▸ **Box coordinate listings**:
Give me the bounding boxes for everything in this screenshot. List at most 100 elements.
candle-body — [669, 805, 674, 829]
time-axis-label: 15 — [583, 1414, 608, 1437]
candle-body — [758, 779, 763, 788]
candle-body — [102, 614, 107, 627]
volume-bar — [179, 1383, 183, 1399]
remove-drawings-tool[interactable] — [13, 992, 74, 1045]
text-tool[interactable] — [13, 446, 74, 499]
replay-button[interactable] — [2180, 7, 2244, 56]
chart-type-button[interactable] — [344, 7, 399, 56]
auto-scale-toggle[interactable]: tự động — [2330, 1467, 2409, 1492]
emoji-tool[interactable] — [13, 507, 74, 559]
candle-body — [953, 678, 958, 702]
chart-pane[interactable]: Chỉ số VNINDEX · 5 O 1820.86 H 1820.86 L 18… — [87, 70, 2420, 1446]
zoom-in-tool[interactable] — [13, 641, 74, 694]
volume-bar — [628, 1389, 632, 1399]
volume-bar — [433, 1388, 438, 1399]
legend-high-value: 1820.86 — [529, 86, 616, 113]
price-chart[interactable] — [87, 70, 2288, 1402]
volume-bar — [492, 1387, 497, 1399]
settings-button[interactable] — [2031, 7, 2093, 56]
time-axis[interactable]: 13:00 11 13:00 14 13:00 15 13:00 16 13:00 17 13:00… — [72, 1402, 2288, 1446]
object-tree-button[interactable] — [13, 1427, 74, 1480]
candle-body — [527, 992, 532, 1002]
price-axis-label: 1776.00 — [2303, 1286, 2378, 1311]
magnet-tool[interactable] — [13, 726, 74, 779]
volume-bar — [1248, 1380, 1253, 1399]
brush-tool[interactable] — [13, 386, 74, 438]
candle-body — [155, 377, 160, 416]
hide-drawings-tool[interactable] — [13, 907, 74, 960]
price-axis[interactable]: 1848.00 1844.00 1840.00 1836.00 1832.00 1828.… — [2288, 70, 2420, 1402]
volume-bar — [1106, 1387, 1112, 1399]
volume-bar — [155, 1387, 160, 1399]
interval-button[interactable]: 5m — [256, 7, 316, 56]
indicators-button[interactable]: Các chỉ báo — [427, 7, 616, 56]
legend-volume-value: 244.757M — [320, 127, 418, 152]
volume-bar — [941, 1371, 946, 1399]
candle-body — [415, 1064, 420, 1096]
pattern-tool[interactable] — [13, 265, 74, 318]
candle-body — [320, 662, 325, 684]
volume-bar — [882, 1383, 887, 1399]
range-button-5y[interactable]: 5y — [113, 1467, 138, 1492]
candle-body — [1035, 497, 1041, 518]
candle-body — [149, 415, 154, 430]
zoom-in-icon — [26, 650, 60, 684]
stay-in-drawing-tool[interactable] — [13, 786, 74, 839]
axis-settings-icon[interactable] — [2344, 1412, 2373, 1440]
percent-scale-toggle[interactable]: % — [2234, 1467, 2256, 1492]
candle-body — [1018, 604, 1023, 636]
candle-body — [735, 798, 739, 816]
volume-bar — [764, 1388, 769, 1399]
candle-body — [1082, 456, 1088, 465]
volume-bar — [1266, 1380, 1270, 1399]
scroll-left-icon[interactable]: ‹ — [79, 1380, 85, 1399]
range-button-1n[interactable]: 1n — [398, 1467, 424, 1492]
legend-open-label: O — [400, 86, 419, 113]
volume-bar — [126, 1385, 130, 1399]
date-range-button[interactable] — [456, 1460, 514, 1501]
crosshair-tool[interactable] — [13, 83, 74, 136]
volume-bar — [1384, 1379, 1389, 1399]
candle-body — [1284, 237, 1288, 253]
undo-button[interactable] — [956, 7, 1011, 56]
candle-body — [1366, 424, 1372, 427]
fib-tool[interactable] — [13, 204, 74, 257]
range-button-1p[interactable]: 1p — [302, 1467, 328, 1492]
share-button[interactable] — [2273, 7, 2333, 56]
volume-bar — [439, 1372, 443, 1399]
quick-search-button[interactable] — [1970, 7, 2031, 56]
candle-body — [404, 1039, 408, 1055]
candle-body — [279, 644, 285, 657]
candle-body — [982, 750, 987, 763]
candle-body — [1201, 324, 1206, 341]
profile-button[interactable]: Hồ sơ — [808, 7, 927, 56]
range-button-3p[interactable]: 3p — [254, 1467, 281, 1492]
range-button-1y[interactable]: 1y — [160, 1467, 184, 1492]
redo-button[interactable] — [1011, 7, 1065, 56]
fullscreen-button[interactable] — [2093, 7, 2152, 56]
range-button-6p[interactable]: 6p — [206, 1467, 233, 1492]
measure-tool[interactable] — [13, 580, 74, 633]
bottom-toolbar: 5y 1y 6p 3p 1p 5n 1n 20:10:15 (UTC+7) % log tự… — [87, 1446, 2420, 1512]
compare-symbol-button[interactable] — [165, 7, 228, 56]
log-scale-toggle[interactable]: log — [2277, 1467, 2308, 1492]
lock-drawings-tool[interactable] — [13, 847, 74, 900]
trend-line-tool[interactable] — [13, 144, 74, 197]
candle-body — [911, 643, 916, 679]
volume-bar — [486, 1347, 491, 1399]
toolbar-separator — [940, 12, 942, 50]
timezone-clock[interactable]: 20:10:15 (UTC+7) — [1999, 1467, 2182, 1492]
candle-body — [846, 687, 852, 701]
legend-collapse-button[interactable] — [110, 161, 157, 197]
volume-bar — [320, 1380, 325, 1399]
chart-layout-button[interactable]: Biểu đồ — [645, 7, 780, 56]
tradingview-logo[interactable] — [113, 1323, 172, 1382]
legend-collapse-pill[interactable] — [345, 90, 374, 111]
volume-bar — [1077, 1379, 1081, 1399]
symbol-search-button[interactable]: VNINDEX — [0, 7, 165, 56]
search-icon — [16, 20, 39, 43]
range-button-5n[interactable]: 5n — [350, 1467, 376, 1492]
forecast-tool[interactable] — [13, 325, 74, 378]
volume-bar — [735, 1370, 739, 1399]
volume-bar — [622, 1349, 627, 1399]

▸ **To be done**:
Copy every line of the data above without making any changes.

▸ **The output**:
Give me the bounding boxes for everything in this screenshot. List at most 100 elements.
candle-body — [669, 805, 674, 829]
time-axis-label: 15 — [583, 1414, 608, 1437]
candle-body — [758, 779, 763, 788]
candle-body — [102, 614, 107, 627]
volume-bar — [179, 1383, 183, 1399]
remove-drawings-tool[interactable] — [13, 992, 74, 1045]
text-tool[interactable] — [13, 446, 74, 499]
replay-button[interactable] — [2180, 7, 2244, 56]
chart-type-button[interactable] — [344, 7, 399, 56]
auto-scale-toggle[interactable]: tự động — [2330, 1467, 2409, 1492]
emoji-tool[interactable] — [13, 507, 74, 559]
candle-body — [953, 678, 958, 702]
chart-pane[interactable]: Chỉ số VNINDEX · 5 O 1820.86 H 1820.86 L 18… — [87, 70, 2420, 1446]
zoom-in-tool[interactable] — [13, 641, 74, 694]
volume-bar — [628, 1389, 632, 1399]
volume-bar — [433, 1388, 438, 1399]
legend-high-value: 1820.86 — [529, 86, 616, 113]
price-chart[interactable] — [87, 70, 2288, 1402]
volume-bar — [492, 1387, 497, 1399]
settings-button[interactable] — [2031, 7, 2093, 56]
time-axis[interactable]: 13:00 11 13:00 14 13:00 15 13:00 16 13:00 17 13:00… — [72, 1402, 2288, 1446]
object-tree-button[interactable] — [13, 1427, 74, 1480]
candle-body — [527, 992, 532, 1002]
price-axis-label: 1776.00 — [2303, 1286, 2378, 1311]
magnet-tool[interactable] — [13, 726, 74, 779]
volume-bar — [1248, 1380, 1253, 1399]
brush-tool[interactable] — [13, 386, 74, 438]
candle-body — [155, 377, 160, 416]
hide-drawings-tool[interactable] — [13, 907, 74, 960]
price-axis[interactable]: 1848.00 1844.00 1840.00 1836.00 1832.00 1828.… — [2288, 70, 2420, 1402]
volume-bar — [1106, 1387, 1112, 1399]
volume-bar — [155, 1387, 160, 1399]
interval-button[interactable]: 5m — [256, 7, 316, 56]
indicators-button[interactable]: Các chỉ báo — [427, 7, 616, 56]
legend-volume-value: 244.757M — [320, 127, 418, 152]
volume-bar — [941, 1371, 946, 1399]
candle-body — [415, 1064, 420, 1096]
pattern-tool[interactable] — [13, 265, 74, 318]
candle-body — [320, 662, 325, 684]
volume-bar — [882, 1383, 887, 1399]
range-button-5y[interactable]: 5y — [113, 1467, 138, 1492]
candle-body — [1035, 497, 1041, 518]
candle-body — [149, 415, 154, 430]
zoom-in-icon — [26, 650, 60, 684]
stay-in-drawing-tool[interactable] — [13, 786, 74, 839]
axis-settings-icon[interactable] — [2344, 1412, 2373, 1440]
percent-scale-toggle[interactable]: % — [2234, 1467, 2256, 1492]
candle-body — [1018, 604, 1023, 636]
candle-body — [735, 798, 739, 816]
volume-bar — [764, 1388, 769, 1399]
candle-body — [1082, 456, 1088, 465]
volume-bar — [1266, 1380, 1270, 1399]
scroll-left-icon[interactable]: ‹ — [79, 1380, 85, 1399]
range-button-1n[interactable]: 1n — [398, 1467, 424, 1492]
legend-open-label: O — [400, 86, 419, 113]
volume-bar — [126, 1385, 130, 1399]
date-range-button[interactable] — [456, 1460, 514, 1501]
crosshair-tool[interactable] — [13, 83, 74, 136]
volume-bar — [1384, 1379, 1389, 1399]
candle-body — [1284, 237, 1288, 253]
undo-button[interactable] — [956, 7, 1011, 56]
candle-body — [1366, 424, 1372, 427]
fib-tool[interactable] — [13, 204, 74, 257]
range-button-1p[interactable]: 1p — [302, 1467, 328, 1492]
share-button[interactable] — [2273, 7, 2333, 56]
volume-bar — [439, 1372, 443, 1399]
quick-search-button[interactable] — [1970, 7, 2031, 56]
candle-body — [404, 1039, 408, 1055]
candle-body — [279, 644, 285, 657]
candle-body — [982, 750, 987, 763]
candle-body — [1201, 324, 1206, 341]
profile-button[interactable]: Hồ sơ — [808, 7, 927, 56]
range-button-3p[interactable]: 3p — [254, 1467, 281, 1492]
range-button-1y[interactable]: 1y — [160, 1467, 184, 1492]
redo-button[interactable] — [1011, 7, 1065, 56]
fullscreen-button[interactable] — [2093, 7, 2152, 56]
range-button-6p[interactable]: 6p — [206, 1467, 233, 1492]
measure-tool[interactable] — [13, 580, 74, 633]
bottom-toolbar: 5y 1y 6p 3p 1p 5n 1n 20:10:15 (UTC+7) % log tự… — [87, 1446, 2420, 1512]
compare-symbol-button[interactable] — [165, 7, 228, 56]
log-scale-toggle[interactable]: log — [2277, 1467, 2308, 1492]
lock-drawings-tool[interactable] — [13, 847, 74, 900]
trend-line-tool[interactable] — [13, 144, 74, 197]
candle-body — [911, 643, 916, 679]
volume-bar — [486, 1347, 491, 1399]
toolbar-separator — [940, 12, 942, 50]
timezone-clock[interactable]: 20:10:15 (UTC+7) — [1999, 1467, 2182, 1492]
candle-body — [846, 687, 852, 701]
legend-collapse-button[interactable] — [110, 161, 157, 197]
volume-bar — [320, 1380, 325, 1399]
chart-layout-button[interactable]: Biểu đồ — [645, 7, 780, 56]
tradingview-logo[interactable] — [113, 1323, 172, 1382]
legend-collapse-pill[interactable] — [345, 90, 374, 111]
volume-bar — [1077, 1379, 1081, 1399]
symbol-search-button[interactable]: VNINDEX — [0, 7, 165, 56]
search-icon — [16, 20, 39, 43]
range-button-5n[interactable]: 5n — [350, 1467, 376, 1492]
forecast-tool[interactable] — [13, 325, 74, 378]
volume-bar — [735, 1370, 739, 1399]
volume-bar — [622, 1349, 627, 1399]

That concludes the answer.